* _Short task_
Return each line containing the string "Unit".

(Stored dataset items)

========================================================================

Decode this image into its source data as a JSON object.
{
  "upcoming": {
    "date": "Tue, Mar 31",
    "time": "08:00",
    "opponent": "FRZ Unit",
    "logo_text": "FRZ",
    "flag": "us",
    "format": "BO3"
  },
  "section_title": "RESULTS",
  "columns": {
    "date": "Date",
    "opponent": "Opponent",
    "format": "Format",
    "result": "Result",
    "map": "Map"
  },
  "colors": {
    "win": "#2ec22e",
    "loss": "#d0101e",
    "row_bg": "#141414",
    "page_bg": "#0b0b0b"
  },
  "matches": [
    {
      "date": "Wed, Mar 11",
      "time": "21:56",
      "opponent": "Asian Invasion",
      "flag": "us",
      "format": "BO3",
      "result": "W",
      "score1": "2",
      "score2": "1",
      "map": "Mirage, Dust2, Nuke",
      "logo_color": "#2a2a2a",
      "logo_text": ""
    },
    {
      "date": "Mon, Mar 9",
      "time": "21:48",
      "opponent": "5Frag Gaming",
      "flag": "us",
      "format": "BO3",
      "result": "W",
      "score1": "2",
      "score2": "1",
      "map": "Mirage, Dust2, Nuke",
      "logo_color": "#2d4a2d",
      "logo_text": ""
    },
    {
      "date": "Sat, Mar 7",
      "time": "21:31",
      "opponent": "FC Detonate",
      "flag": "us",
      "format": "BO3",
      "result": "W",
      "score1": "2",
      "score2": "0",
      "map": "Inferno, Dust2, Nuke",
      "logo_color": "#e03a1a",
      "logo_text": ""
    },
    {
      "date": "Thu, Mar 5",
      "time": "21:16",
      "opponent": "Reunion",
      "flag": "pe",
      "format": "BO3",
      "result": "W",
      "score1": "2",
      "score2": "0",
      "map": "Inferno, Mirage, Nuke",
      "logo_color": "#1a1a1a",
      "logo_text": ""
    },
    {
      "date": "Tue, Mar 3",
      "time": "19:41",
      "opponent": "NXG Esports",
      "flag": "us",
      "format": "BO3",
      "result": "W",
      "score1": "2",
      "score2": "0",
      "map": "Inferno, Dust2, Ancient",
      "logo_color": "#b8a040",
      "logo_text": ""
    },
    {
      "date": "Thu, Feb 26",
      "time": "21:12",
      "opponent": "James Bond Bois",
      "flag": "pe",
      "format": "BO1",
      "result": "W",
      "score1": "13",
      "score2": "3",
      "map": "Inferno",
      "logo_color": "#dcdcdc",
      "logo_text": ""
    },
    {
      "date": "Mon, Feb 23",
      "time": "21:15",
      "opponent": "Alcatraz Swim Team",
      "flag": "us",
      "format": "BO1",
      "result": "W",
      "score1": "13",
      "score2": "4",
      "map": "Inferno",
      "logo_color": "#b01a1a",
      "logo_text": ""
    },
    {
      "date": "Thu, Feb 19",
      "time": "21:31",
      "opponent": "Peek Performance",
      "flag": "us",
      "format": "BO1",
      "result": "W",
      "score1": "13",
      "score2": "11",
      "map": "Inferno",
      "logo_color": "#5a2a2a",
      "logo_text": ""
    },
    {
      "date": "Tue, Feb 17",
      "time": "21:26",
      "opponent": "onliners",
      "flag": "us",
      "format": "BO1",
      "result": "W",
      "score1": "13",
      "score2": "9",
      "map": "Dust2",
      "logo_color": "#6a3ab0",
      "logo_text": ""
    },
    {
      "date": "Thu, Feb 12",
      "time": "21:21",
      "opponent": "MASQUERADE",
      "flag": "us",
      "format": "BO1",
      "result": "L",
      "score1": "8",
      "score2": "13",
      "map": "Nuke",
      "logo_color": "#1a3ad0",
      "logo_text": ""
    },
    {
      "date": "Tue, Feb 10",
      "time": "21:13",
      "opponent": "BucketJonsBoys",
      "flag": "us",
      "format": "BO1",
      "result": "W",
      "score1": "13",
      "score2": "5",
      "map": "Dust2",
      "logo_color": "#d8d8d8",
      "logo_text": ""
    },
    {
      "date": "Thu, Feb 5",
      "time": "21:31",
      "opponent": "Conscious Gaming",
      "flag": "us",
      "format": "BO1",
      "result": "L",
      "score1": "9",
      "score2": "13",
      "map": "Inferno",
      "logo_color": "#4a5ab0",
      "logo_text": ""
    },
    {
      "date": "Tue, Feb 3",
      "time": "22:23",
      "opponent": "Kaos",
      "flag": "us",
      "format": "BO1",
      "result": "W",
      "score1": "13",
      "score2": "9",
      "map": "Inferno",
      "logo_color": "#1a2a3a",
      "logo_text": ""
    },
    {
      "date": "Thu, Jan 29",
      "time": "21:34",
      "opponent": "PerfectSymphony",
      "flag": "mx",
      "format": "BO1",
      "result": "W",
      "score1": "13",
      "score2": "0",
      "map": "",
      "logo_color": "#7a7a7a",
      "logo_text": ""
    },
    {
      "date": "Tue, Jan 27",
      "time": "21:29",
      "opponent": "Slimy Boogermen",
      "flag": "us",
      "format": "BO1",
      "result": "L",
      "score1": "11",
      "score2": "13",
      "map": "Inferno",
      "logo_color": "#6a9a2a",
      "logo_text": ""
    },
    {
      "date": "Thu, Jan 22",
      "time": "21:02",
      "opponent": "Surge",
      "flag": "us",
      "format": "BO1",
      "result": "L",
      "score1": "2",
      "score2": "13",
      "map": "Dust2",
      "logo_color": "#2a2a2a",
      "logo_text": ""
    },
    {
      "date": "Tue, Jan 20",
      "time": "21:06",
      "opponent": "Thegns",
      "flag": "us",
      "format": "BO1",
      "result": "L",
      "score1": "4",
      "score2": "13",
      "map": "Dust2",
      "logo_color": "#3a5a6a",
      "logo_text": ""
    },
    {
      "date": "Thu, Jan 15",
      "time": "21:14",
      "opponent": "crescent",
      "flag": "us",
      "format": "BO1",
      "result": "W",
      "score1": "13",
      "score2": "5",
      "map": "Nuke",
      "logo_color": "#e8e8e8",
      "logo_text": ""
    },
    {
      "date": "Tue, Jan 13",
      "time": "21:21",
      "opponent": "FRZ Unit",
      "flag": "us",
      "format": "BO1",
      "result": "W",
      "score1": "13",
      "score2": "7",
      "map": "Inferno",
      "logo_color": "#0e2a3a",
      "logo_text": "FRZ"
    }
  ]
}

========================================================================

* _Solved problem_
    "opponent": "FRZ Unit",
      "opponent": "FRZ Unit",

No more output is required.